### Dataset records on visual material
>>>>>

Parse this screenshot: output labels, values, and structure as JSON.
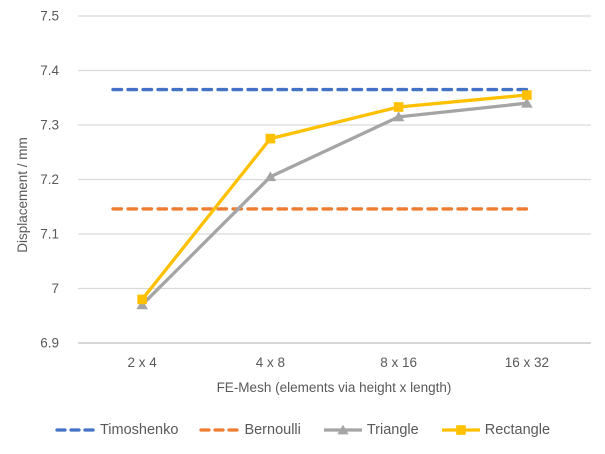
{
  "chart_data": {
    "type": "line",
    "title": "",
    "xlabel": "FE-Mesh (elements via height x length)",
    "ylabel": "Displacement / mm",
    "categories": [
      "2 x 4",
      "4 x 8",
      "8 x 16",
      "16 x 32"
    ],
    "ylim": [
      6.9,
      7.5
    ],
    "yticks": [
      {
        "value": 6.9,
        "label": "6.9"
      },
      {
        "value": 7.0,
        "label": "7"
      },
      {
        "value": 7.1,
        "label": "7.1"
      },
      {
        "value": 7.2,
        "label": "7.2"
      },
      {
        "value": 7.3,
        "label": "7.3"
      },
      {
        "value": 7.4,
        "label": "7.4"
      },
      {
        "value": 7.5,
        "label": "7.5"
      }
    ],
    "grid": true,
    "legend_position": "bottom",
    "series": [
      {
        "name": "Timoshenko",
        "line_style": "dashed",
        "marker": "none",
        "color": "#4472C4",
        "values": [
          7.365,
          7.365,
          7.365,
          7.365
        ]
      },
      {
        "name": "Bernoulli",
        "line_style": "dashed",
        "marker": "none",
        "color": "#ED7D31",
        "values": [
          7.146,
          7.146,
          7.146,
          7.146
        ]
      },
      {
        "name": "Triangle",
        "line_style": "solid",
        "marker": "triangle",
        "color": "#A5A5A5",
        "values": [
          6.97,
          7.205,
          7.315,
          7.34
        ]
      },
      {
        "name": "Rectangle",
        "line_style": "solid",
        "marker": "square",
        "color": "#FFC000",
        "values": [
          6.98,
          7.275,
          7.333,
          7.355
        ]
      }
    ],
    "colors": {
      "background": "#FFFFFF",
      "gridline": "#D9D9D9",
      "axis_line": "#BFBFBF",
      "text": "#595959"
    }
  }
}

<<<<<

### Task details
Pictures appear in the records above. Output everything except them, exactly.

### Response to this task
Parse this screenshot: output labels, values, and structure as JSON.
{
  "chart_data": {
    "type": "line",
    "title": "",
    "xlabel": "FE-Mesh (elements via height x length)",
    "ylabel": "Displacement / mm",
    "categories": [
      "2 x 4",
      "4 x 8",
      "8 x 16",
      "16 x 32"
    ],
    "ylim": [
      6.9,
      7.5
    ],
    "yticks": [
      {
        "value": 6.9,
        "label": "6.9"
      },
      {
        "value": 7.0,
        "label": "7"
      },
      {
        "value": 7.1,
        "label": "7.1"
      },
      {
        "value": 7.2,
        "label": "7.2"
      },
      {
        "value": 7.3,
        "label": "7.3"
      },
      {
        "value": 7.4,
        "label": "7.4"
      },
      {
        "value": 7.5,
        "label": "7.5"
      }
    ],
    "grid": true,
    "legend_position": "bottom",
    "series": [
      {
        "name": "Timoshenko",
        "line_style": "dashed",
        "marker": "none",
        "color": "#4472C4",
        "values": [
          7.365,
          7.365,
          7.365,
          7.365
        ]
      },
      {
        "name": "Bernoulli",
        "line_style": "dashed",
        "marker": "none",
        "color": "#ED7D31",
        "values": [
          7.146,
          7.146,
          7.146,
          7.146
        ]
      },
      {
        "name": "Triangle",
        "line_style": "solid",
        "marker": "triangle",
        "color": "#A5A5A5",
        "values": [
          6.97,
          7.205,
          7.315,
          7.34
        ]
      },
      {
        "name": "Rectangle",
        "line_style": "solid",
        "marker": "square",
        "color": "#FFC000",
        "values": [
          6.98,
          7.275,
          7.333,
          7.355
        ]
      }
    ],
    "colors": {
      "background": "#FFFFFF",
      "gridline": "#D9D9D9",
      "axis_line": "#BFBFBF",
      "text": "#595959"
    }
  }
}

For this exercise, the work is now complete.